--- Task data ---

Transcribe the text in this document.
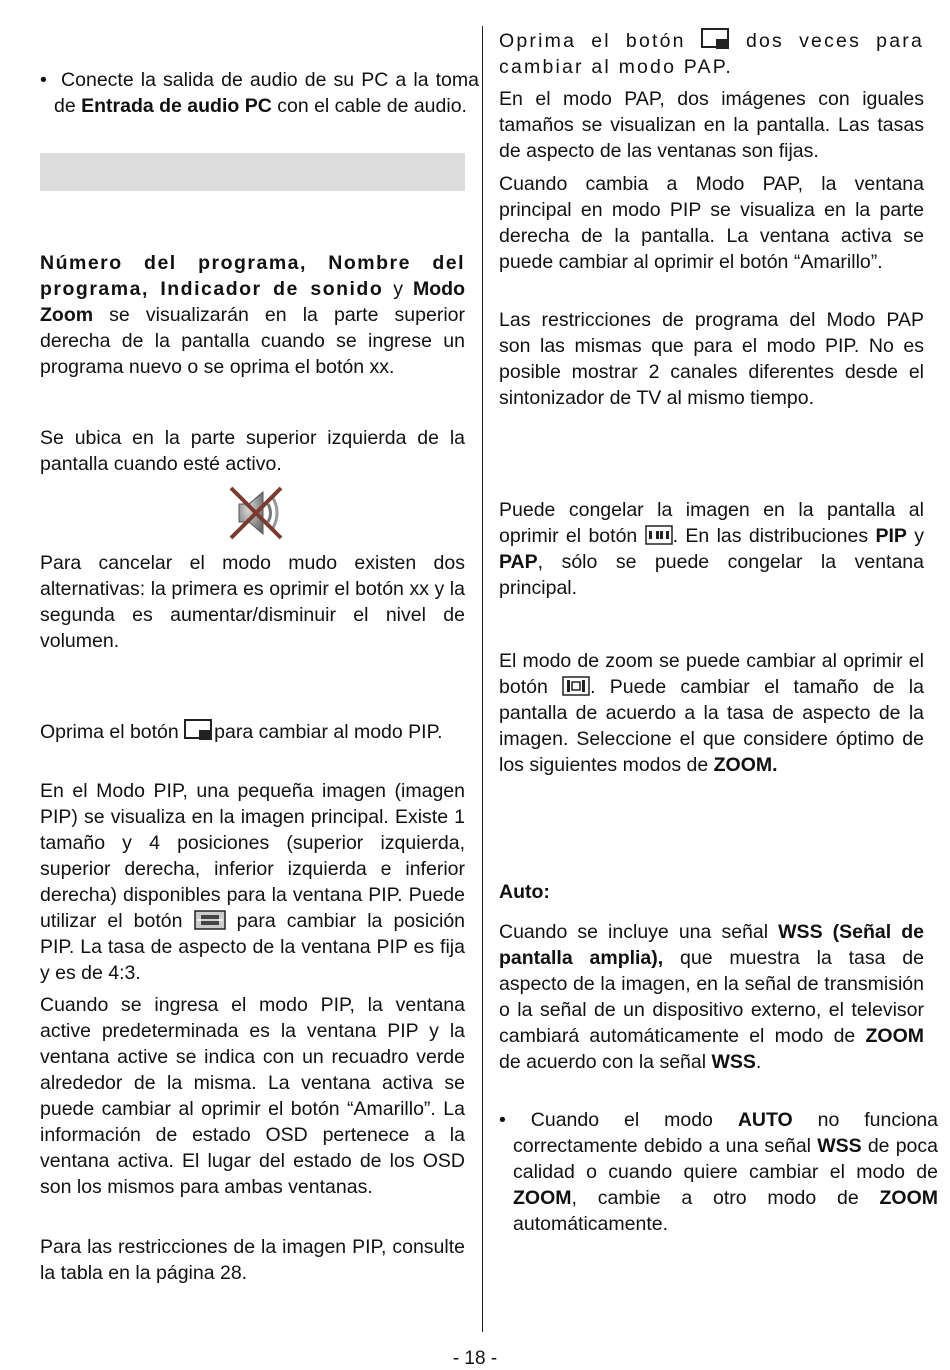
•  Conecte la salida de audio de su PC a la toma de Entrada de audio PC con el cable de audio.

Número del programa, Nombre del programa, Indicador de sonido y Modo Zoom se visualizarán en la parte superior derecha de la pantalla cuando se ingrese un programa nuevo o se oprima el botón xx.

Se ubica en la parte superior izquierda de la pantalla cuando esté activo.

Para cancelar el modo mudo existen dos alternativas: la primera es oprimir el botón xx y la segunda es aumentar/disminuir el nivel de volumen.

Oprima el botón para cambiar al modo PIP.

En el Modo PIP, una pequeña imagen (imagen PIP) se visualiza en la imagen principal. Existe 1 tamaño y 4 posiciones (superior izquierda, superior derecha, inferior izquierda e inferior derecha) disponibles para la ventana PIP. Puede utilizar el botón  para cambiar la posición PIP. La tasa de aspecto de la ventana PIP es fija y es de 4:3.

Cuando se ingresa el modo PIP, la ventana active predeterminada es la ventana PIP y la ventana active se indica con un recuadro verde alrededor de la misma. La ventana activa se puede cambiar al oprimir el botón “Amarillo”. La información de estado OSD pertenece a la ventana activa. El lugar del estado de los OSD son los mismos para ambas ventanas.

Para las restricciones de la imagen PIP, consulte la tabla en la página 28.

Oprima el botón  dos veces para cambiar al modo PAP.

En el modo PAP, dos imágenes con iguales tamaños se visualizan en la pantalla. Las tasas de aspecto de las ventanas son fijas.

Cuando cambia a Modo PAP, la ventana principal en modo PIP se visualiza en la parte derecha de la pantalla. La ventana activa se puede cambiar al oprimir el botón “Amarillo”.

Las restricciones de programa del Modo PAP son las mismas que para el modo PIP. No es posible mostrar 2 canales diferentes desde el sintonizador de TV al mismo tiempo.

Puede congelar la imagen en la pantalla al oprimir el botón . En las distribuciones PIP y PAP, sólo se puede congelar la ventana principal.

El modo de zoom se puede cambiar al oprimir el botón . Puede cambiar el tamaño de la pantalla de acuerdo a la tasa de aspecto de la imagen. Seleccione el que considere óptimo de los siguientes modos de ZOOM.

Auto:

Cuando se incluye una señal WSS (Señal de pantalla amplia), que muestra la tasa de aspecto de la imagen, en la señal de transmisión o la señal de un dispositivo externo, el televisor cambiará automáticamente el modo de ZOOM de acuerdo con la señal WSS.

• Cuando el modo AUTO no funciona correctamente debido a una señal WSS de poca calidad o cuando quiere cambiar el modo de ZOOM, cambie a otro modo de ZOOM automáticamente.

- 18 -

---

(About this task) Restate each line of the records exactly; pictures do not belong in the copy.

(Result of this task)
Transcribe the text in this document.
•  Conecte la salida de audio de su PC a la toma de Entrada de audio PC con el cable de audio.

Número del programa, Nombre del programa, Indicador de sonido y Modo Zoom se visualizarán en la parte superior derecha de la pantalla cuando se ingrese un programa nuevo o se oprima el botón xx.

Se ubica en la parte superior izquierda de la pantalla cuando esté activo.

Para cancelar el modo mudo existen dos alternativas: la primera es oprimir el botón xx y la segunda es aumentar/disminuir el nivel de volumen.

Oprima el botón para cambiar al modo PIP.

En el Modo PIP, una pequeña imagen (imagen PIP) se visualiza en la imagen principal. Existe 1 tamaño y 4 posiciones (superior izquierda, superior derecha, inferior izquierda e inferior derecha) disponibles para la ventana PIP. Puede utilizar el botón  para cambiar la posición PIP. La tasa de aspecto de la ventana PIP es fija y es de 4:3.

Cuando se ingresa el modo PIP, la ventana active predeterminada es la ventana PIP y la ventana active se indica con un recuadro verde alrededor de la misma. La ventana activa se puede cambiar al oprimir el botón “Amarillo”. La información de estado OSD pertenece a la ventana activa. El lugar del estado de los OSD son los mismos para ambas ventanas.

Para las restricciones de la imagen PIP, consulte la tabla en la página 28.

Oprima el botón  dos veces para cambiar al modo PAP.

En el modo PAP, dos imágenes con iguales tamaños se visualizan en la pantalla. Las tasas de aspecto de las ventanas son fijas.

Cuando cambia a Modo PAP, la ventana principal en modo PIP se visualiza en la parte derecha de la pantalla. La ventana activa se puede cambiar al oprimir el botón “Amarillo”.

Las restricciones de programa del Modo PAP son las mismas que para el modo PIP. No es posible mostrar 2 canales diferentes desde el sintonizador de TV al mismo tiempo.

Puede congelar la imagen en la pantalla al oprimir el botón . En las distribuciones PIP y PAP, sólo se puede congelar la ventana principal.

El modo de zoom se puede cambiar al oprimir el botón . Puede cambiar el tamaño de la pantalla de acuerdo a la tasa de aspecto de la imagen. Seleccione el que considere óptimo de los siguientes modos de ZOOM.

Auto:

Cuando se incluye una señal WSS (Señal de pantalla amplia), que muestra la tasa de aspecto de la imagen, en la señal de transmisión o la señal de un dispositivo externo, el televisor cambiará automáticamente el modo de ZOOM de acuerdo con la señal WSS.

• Cuando el modo AUTO no funciona correctamente debido a una señal WSS de poca calidad o cuando quiere cambiar el modo de ZOOM, cambie a otro modo de ZOOM automáticamente.

- 18 -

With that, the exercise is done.